- The request: Copy out the lines that have "Euro" in them.

## Start Record list

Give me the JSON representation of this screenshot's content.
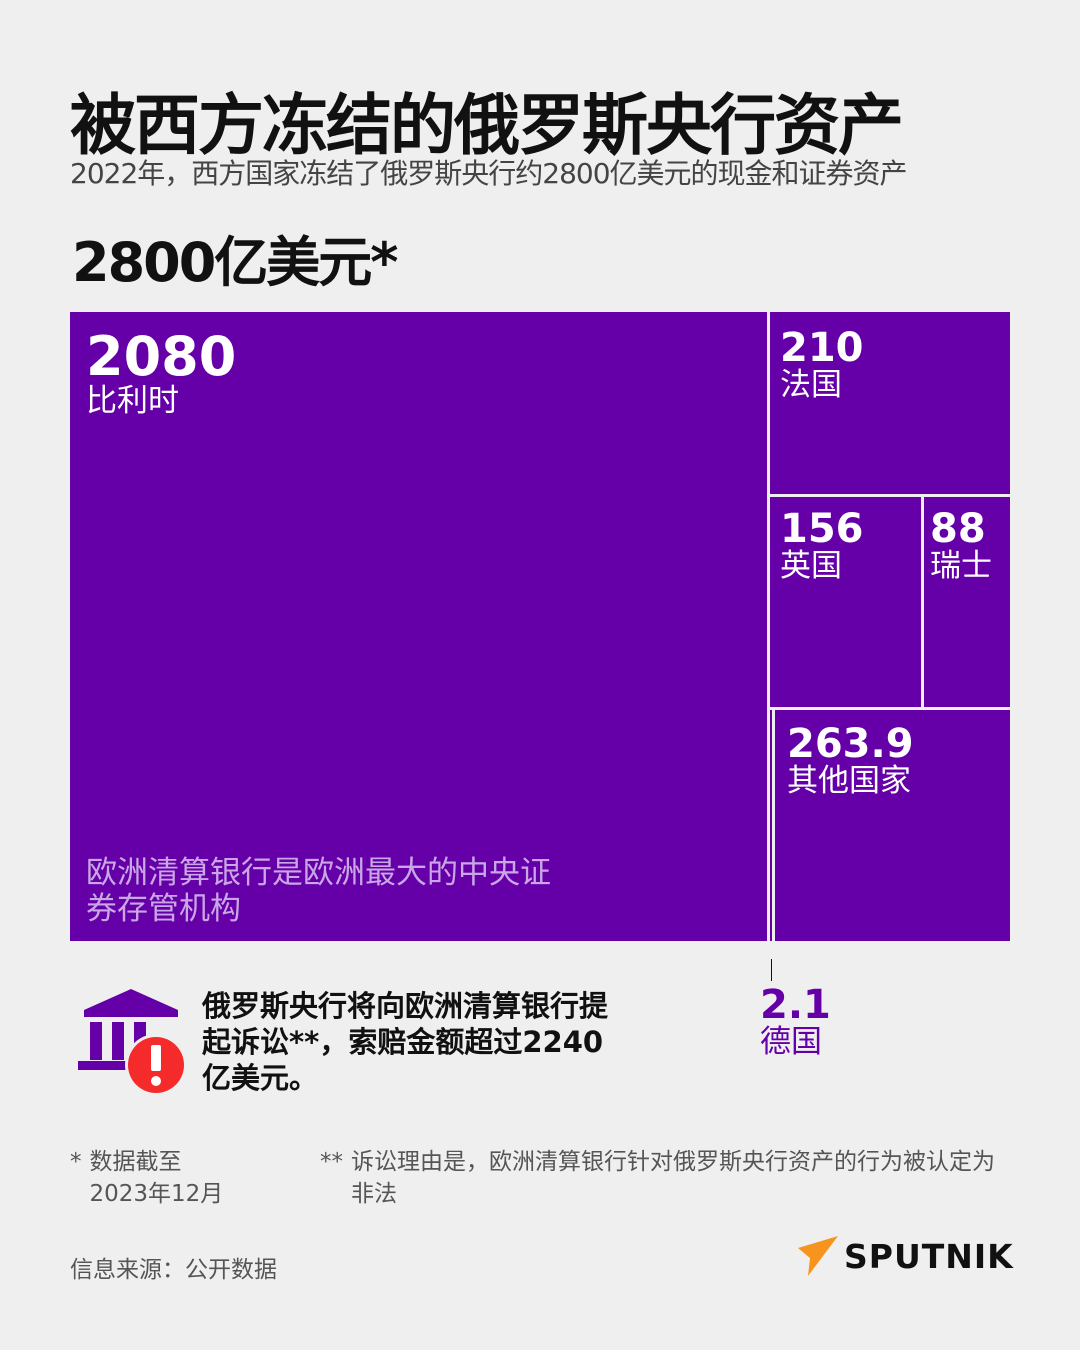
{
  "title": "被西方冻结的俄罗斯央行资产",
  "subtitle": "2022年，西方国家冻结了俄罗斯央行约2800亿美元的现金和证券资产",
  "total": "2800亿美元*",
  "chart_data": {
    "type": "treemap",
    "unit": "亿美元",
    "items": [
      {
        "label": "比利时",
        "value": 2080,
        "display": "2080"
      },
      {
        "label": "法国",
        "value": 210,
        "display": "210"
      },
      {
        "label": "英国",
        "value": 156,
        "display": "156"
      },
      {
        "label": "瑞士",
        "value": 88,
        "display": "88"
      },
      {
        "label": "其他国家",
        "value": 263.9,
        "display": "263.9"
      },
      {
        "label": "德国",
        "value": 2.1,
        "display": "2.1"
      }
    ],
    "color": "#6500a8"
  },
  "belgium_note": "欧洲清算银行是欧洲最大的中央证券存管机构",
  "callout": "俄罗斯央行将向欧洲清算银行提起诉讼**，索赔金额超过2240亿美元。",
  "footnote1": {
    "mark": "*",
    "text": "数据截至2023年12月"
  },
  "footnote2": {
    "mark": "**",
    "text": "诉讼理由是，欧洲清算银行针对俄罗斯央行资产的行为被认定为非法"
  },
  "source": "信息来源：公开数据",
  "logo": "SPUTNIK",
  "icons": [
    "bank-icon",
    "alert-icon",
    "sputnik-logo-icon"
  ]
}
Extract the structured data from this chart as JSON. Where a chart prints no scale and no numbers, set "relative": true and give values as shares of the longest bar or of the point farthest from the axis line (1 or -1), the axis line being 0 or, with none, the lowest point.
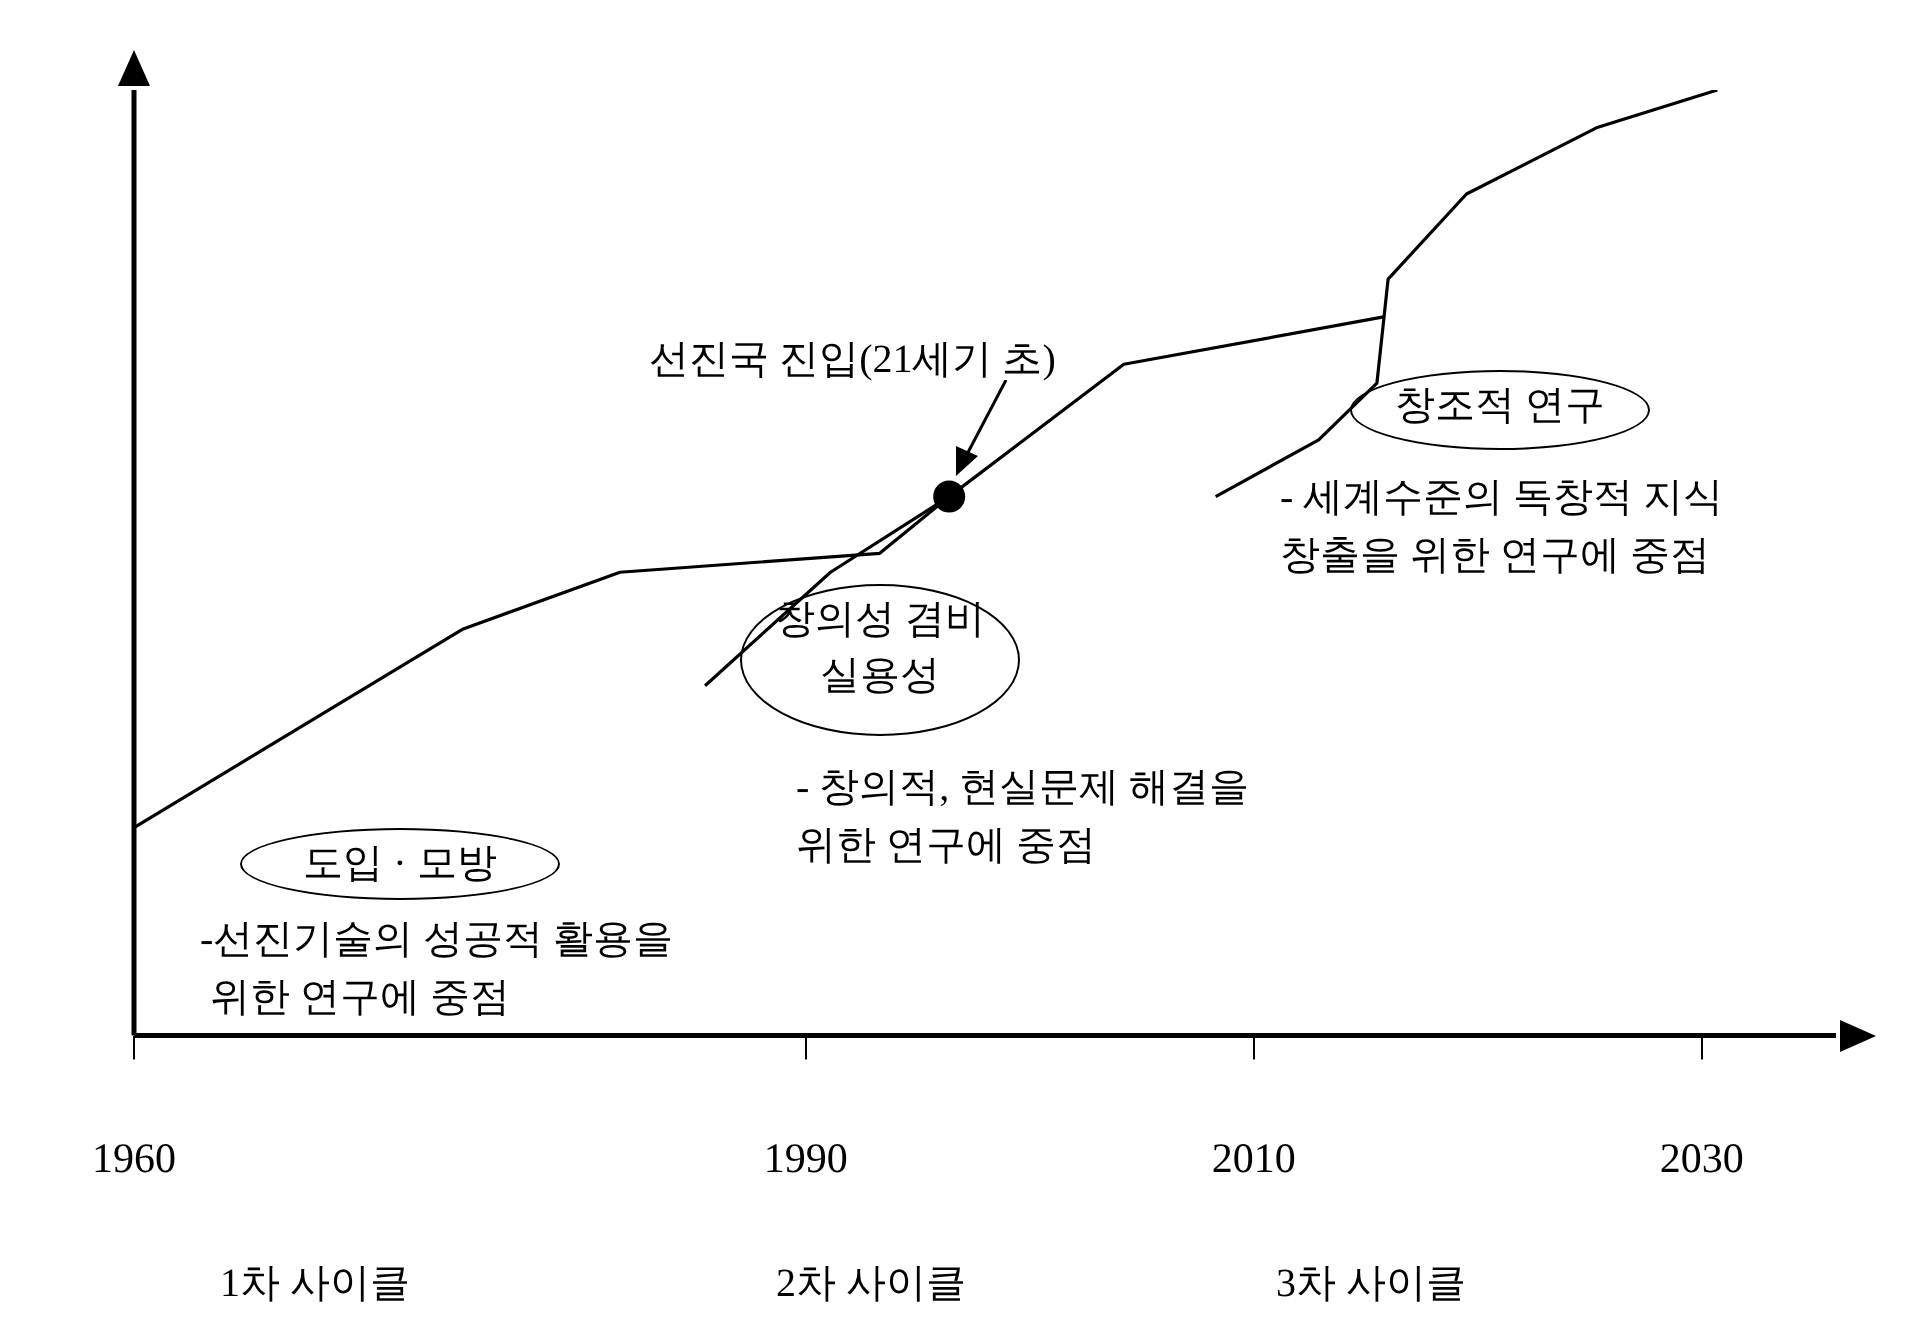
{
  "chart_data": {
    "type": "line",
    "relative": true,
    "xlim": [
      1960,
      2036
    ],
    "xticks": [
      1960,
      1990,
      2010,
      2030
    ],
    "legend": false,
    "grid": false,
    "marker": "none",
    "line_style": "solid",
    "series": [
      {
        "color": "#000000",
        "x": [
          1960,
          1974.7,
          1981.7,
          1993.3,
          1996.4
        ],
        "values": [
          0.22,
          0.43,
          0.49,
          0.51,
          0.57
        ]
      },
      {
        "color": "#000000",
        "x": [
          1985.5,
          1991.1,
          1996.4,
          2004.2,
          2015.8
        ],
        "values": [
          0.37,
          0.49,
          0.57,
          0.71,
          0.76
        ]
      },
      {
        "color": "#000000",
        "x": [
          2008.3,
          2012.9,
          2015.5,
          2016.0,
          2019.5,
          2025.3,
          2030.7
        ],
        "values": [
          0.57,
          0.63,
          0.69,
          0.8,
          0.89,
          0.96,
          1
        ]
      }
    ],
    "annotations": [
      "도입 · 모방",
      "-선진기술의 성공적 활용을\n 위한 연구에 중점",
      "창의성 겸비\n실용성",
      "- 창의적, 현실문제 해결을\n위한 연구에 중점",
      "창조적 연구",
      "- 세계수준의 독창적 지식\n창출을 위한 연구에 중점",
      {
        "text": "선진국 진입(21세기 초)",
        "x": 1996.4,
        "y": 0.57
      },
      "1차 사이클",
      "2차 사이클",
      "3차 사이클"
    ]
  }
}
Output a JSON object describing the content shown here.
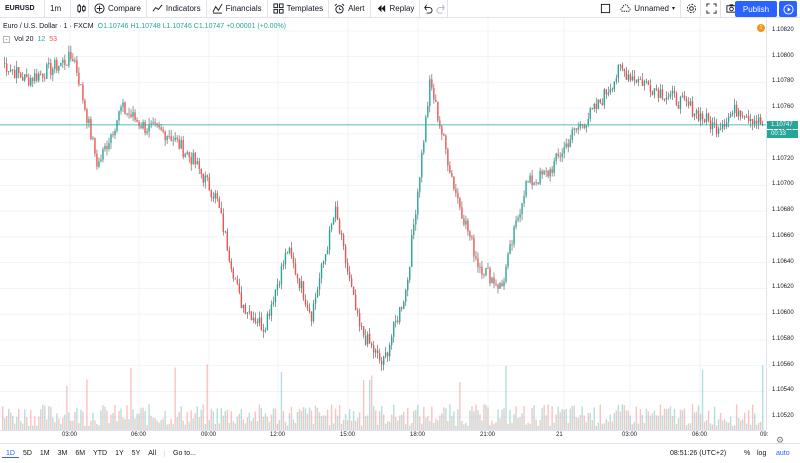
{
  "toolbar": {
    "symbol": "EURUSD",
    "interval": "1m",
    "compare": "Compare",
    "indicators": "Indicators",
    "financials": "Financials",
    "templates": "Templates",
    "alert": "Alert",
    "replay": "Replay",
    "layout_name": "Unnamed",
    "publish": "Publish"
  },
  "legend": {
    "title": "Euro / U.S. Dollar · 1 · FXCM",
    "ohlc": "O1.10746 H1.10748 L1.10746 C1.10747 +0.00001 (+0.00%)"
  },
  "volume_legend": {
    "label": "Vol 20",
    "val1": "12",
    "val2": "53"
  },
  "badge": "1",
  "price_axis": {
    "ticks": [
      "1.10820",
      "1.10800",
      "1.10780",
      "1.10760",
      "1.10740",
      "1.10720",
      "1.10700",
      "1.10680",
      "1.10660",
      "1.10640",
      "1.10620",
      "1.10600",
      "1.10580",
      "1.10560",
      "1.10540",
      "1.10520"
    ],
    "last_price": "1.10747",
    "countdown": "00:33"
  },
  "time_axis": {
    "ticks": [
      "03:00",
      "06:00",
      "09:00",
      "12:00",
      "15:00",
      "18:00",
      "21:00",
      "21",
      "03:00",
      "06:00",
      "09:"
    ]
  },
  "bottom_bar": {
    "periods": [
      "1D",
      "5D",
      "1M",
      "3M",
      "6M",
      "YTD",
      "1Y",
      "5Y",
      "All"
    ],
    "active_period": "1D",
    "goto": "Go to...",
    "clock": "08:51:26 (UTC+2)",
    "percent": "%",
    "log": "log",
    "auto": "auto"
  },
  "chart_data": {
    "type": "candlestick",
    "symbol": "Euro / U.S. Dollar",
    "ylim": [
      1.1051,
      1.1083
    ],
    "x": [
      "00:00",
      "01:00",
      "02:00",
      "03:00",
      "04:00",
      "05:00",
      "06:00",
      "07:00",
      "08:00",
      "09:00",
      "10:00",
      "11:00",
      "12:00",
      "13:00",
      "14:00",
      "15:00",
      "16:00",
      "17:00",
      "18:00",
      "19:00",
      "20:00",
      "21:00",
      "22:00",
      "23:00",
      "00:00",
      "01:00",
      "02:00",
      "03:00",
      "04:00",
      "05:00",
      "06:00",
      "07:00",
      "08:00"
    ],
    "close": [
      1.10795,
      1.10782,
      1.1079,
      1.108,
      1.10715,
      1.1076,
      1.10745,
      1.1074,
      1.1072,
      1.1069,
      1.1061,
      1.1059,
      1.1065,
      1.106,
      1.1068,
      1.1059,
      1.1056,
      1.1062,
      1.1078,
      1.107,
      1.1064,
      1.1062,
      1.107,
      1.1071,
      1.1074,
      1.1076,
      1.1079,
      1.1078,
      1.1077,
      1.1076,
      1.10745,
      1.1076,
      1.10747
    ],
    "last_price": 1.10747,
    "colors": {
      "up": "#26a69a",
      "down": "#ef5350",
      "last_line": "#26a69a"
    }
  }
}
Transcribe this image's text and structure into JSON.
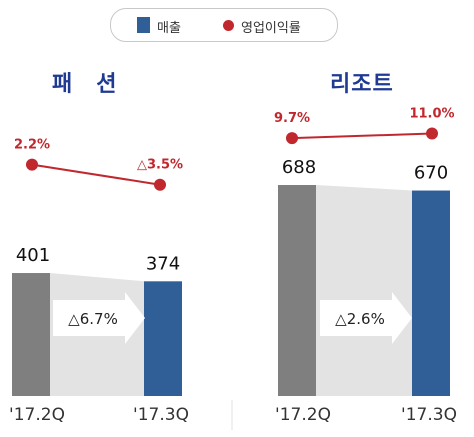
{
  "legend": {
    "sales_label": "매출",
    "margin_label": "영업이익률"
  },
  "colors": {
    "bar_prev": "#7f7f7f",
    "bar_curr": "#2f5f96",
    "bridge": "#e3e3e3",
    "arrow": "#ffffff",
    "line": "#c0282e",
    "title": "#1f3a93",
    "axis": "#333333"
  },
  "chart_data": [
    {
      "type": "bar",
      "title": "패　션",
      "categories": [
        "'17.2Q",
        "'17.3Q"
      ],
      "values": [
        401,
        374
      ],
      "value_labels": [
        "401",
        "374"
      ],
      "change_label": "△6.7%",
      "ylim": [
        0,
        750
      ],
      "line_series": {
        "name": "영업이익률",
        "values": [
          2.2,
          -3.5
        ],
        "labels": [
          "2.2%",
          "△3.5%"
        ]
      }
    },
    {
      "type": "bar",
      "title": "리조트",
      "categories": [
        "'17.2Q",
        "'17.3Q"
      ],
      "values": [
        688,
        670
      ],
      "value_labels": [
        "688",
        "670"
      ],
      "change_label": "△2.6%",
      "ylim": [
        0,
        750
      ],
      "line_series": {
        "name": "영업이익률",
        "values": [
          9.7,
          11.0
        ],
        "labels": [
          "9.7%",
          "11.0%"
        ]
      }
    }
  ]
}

## End Record list

- Finished exercise:
    "title": "Euro / U.S. Dollar · 1 · FXCM",
    "symbol": "Euro / U.S. Dollar",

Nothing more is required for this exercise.